━━ Data to use

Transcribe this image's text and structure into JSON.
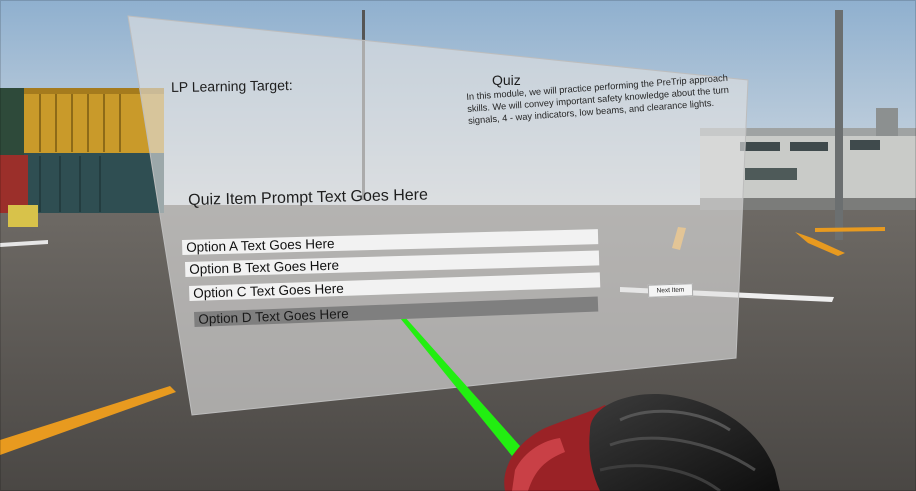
{
  "learning_target_label": "LP Learning Target:",
  "quiz": {
    "title": "Quiz",
    "description": "In this module, we will practice performing the PreTrip approach skills. We will convey important safety knowledge about the turn signals, 4 - way indicators, low beams, and clearance lights.",
    "prompt": "Quiz Item Prompt Text Goes Here",
    "options": [
      "Option A Text Goes Here",
      "Option B Text Goes Here",
      "Option C Text Goes Here",
      "Option D Text Goes Here"
    ],
    "highlighted_option_index": 3,
    "next_button_label": "Next Item"
  },
  "colors": {
    "sky": "#b9c8d8",
    "ground": "#5d5b58",
    "panel": "#d9d9d9",
    "option_bg": "#f2f2f2",
    "option_highlight": "#7f7f7f",
    "laser": "#22ee11",
    "road_marking": "#e89a1f"
  },
  "icons": {
    "controller": "vr-controller-glove-icon",
    "pointer": "laser-pointer-icon"
  }
}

━━━━

▶ Directions for this task
Return from the data every line that holds "laser".

▶ Worked solution
    "laser": "#22ee11",
    "pointer": "laser-pointer-icon"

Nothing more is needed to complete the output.